Ваше задание: Перепишите каждую строку приведенных ниже записей, ничего не меняя и не пропуская.

---------------

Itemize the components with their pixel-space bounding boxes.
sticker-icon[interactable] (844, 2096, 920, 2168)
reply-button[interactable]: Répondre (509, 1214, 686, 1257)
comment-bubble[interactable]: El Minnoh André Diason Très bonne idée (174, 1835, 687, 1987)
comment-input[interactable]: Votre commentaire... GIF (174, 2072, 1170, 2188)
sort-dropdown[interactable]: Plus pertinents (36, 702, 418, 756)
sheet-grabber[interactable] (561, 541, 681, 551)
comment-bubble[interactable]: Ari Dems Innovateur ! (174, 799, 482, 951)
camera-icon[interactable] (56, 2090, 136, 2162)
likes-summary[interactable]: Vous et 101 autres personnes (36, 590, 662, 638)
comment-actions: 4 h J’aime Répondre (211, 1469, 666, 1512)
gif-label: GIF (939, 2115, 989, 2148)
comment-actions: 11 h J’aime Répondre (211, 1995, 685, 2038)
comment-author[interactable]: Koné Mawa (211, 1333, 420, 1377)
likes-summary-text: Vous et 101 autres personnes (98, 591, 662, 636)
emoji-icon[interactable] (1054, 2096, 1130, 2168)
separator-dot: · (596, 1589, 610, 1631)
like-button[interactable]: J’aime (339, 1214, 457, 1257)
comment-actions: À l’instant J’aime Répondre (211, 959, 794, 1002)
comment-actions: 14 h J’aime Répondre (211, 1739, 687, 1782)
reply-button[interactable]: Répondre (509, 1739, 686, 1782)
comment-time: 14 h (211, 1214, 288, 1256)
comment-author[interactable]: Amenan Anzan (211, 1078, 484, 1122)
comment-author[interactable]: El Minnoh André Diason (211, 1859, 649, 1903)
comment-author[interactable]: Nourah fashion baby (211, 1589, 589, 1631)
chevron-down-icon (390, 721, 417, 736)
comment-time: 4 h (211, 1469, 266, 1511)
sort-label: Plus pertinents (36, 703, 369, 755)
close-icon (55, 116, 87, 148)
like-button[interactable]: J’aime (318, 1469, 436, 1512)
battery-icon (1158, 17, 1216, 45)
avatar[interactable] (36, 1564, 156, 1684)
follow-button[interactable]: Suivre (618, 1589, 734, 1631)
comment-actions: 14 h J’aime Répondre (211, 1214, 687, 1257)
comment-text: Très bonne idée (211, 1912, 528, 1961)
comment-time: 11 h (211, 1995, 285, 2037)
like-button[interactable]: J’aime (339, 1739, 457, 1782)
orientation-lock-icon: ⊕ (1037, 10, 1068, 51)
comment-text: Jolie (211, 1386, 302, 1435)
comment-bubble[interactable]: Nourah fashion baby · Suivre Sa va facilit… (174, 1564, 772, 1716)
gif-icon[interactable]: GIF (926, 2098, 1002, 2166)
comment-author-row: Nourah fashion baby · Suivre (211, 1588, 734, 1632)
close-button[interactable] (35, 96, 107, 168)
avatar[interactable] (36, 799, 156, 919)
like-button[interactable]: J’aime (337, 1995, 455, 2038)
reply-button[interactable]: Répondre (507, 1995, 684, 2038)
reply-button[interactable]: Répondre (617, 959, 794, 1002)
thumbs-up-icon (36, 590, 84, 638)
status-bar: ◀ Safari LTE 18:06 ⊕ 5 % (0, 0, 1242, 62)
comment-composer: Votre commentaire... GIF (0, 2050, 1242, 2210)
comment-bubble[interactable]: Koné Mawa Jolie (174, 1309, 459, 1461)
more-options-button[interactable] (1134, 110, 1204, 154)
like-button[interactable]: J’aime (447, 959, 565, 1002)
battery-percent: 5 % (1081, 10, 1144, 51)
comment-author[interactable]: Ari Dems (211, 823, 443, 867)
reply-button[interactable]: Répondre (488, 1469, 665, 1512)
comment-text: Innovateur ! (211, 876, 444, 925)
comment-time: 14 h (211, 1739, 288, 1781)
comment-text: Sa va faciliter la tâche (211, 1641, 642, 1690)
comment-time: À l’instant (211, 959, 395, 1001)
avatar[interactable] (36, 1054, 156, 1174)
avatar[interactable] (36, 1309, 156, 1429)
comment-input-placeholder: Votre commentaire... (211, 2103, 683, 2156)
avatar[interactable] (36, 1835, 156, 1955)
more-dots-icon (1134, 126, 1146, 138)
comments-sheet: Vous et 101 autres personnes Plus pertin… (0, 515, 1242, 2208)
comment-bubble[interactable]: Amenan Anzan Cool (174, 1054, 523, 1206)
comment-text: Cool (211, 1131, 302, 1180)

---------------

Готовый ответ:
Itemize the components with their pixel-space bounding boxes.
sticker-icon[interactable] (844, 2096, 920, 2168)
reply-button[interactable]: Répondre (509, 1214, 686, 1257)
comment-bubble[interactable]: El Minnoh André Diason Très bonne idée (174, 1835, 687, 1987)
comment-input[interactable]: Votre commentaire... GIF (174, 2072, 1170, 2188)
sort-dropdown[interactable]: Plus pertinents (36, 702, 418, 756)
sheet-grabber[interactable] (561, 541, 681, 551)
comment-bubble[interactable]: Ari Dems Innovateur ! (174, 799, 482, 951)
camera-icon[interactable] (56, 2090, 136, 2162)
likes-summary[interactable]: Vous et 101 autres personnes (36, 590, 662, 638)
comment-actions: 4 h J’aime Répondre (211, 1469, 666, 1512)
gif-label: GIF (939, 2115, 989, 2148)
comment-actions: 11 h J’aime Répondre (211, 1995, 685, 2038)
comment-author[interactable]: Koné Mawa (211, 1333, 420, 1377)
likes-summary-text: Vous et 101 autres personnes (98, 591, 662, 636)
emoji-icon[interactable] (1054, 2096, 1130, 2168)
separator-dot: · (596, 1589, 610, 1631)
like-button[interactable]: J’aime (339, 1214, 457, 1257)
comment-actions: À l’instant J’aime Répondre (211, 959, 794, 1002)
comment-actions: 14 h J’aime Répondre (211, 1739, 687, 1782)
reply-button[interactable]: Répondre (509, 1739, 686, 1782)
comment-time: 14 h (211, 1214, 288, 1256)
comment-author[interactable]: Amenan Anzan (211, 1078, 484, 1122)
comment-author[interactable]: El Minnoh André Diason (211, 1859, 649, 1903)
comment-author[interactable]: Nourah fashion baby (211, 1589, 589, 1631)
chevron-down-icon (390, 721, 417, 736)
comment-time: 4 h (211, 1469, 266, 1511)
sort-label: Plus pertinents (36, 703, 369, 755)
close-icon (55, 116, 87, 148)
like-button[interactable]: J’aime (318, 1469, 436, 1512)
battery-icon (1158, 17, 1216, 45)
avatar[interactable] (36, 1564, 156, 1684)
follow-button[interactable]: Suivre (618, 1589, 734, 1631)
comment-actions: 14 h J’aime Répondre (211, 1214, 687, 1257)
comment-text: Très bonne idée (211, 1912, 528, 1961)
comment-time: 11 h (211, 1995, 285, 2037)
like-button[interactable]: J’aime (339, 1739, 457, 1782)
orientation-lock-icon: ⊕ (1037, 10, 1068, 51)
comment-text: Jolie (211, 1386, 302, 1435)
comment-bubble[interactable]: Nourah fashion baby · Suivre Sa va facilit… (174, 1564, 772, 1716)
gif-icon[interactable]: GIF (926, 2098, 1002, 2166)
comment-author-row: Nourah fashion baby · Suivre (211, 1588, 734, 1632)
close-button[interactable] (35, 96, 107, 168)
avatar[interactable] (36, 799, 156, 919)
like-button[interactable]: J’aime (337, 1995, 455, 2038)
reply-button[interactable]: Répondre (507, 1995, 684, 2038)
reply-button[interactable]: Répondre (617, 959, 794, 1002)
thumbs-up-icon (36, 590, 84, 638)
status-bar: ◀ Safari LTE 18:06 ⊕ 5 % (0, 0, 1242, 62)
comment-composer: Votre commentaire... GIF (0, 2050, 1242, 2210)
comment-bubble[interactable]: Koné Mawa Jolie (174, 1309, 459, 1461)
more-options-button[interactable] (1134, 110, 1204, 154)
like-button[interactable]: J’aime (447, 959, 565, 1002)
battery-percent: 5 % (1081, 10, 1144, 51)
comment-author[interactable]: Ari Dems (211, 823, 443, 867)
reply-button[interactable]: Répondre (488, 1469, 665, 1512)
comment-text: Innovateur ! (211, 876, 444, 925)
comment-time: 14 h (211, 1739, 288, 1781)
comment-text: Sa va faciliter la tâche (211, 1641, 642, 1690)
comment-time: À l’instant (211, 959, 395, 1001)
avatar[interactable] (36, 1054, 156, 1174)
avatar[interactable] (36, 1309, 156, 1429)
comment-input-placeholder: Votre commentaire... (211, 2103, 683, 2156)
avatar[interactable] (36, 1835, 156, 1955)
more-dots-icon (1134, 126, 1146, 138)
comments-sheet: Vous et 101 autres personnes Plus pertin… (0, 515, 1242, 2208)
comment-bubble[interactable]: Amenan Anzan Cool (174, 1054, 523, 1206)
comment-text: Cool (211, 1131, 302, 1180)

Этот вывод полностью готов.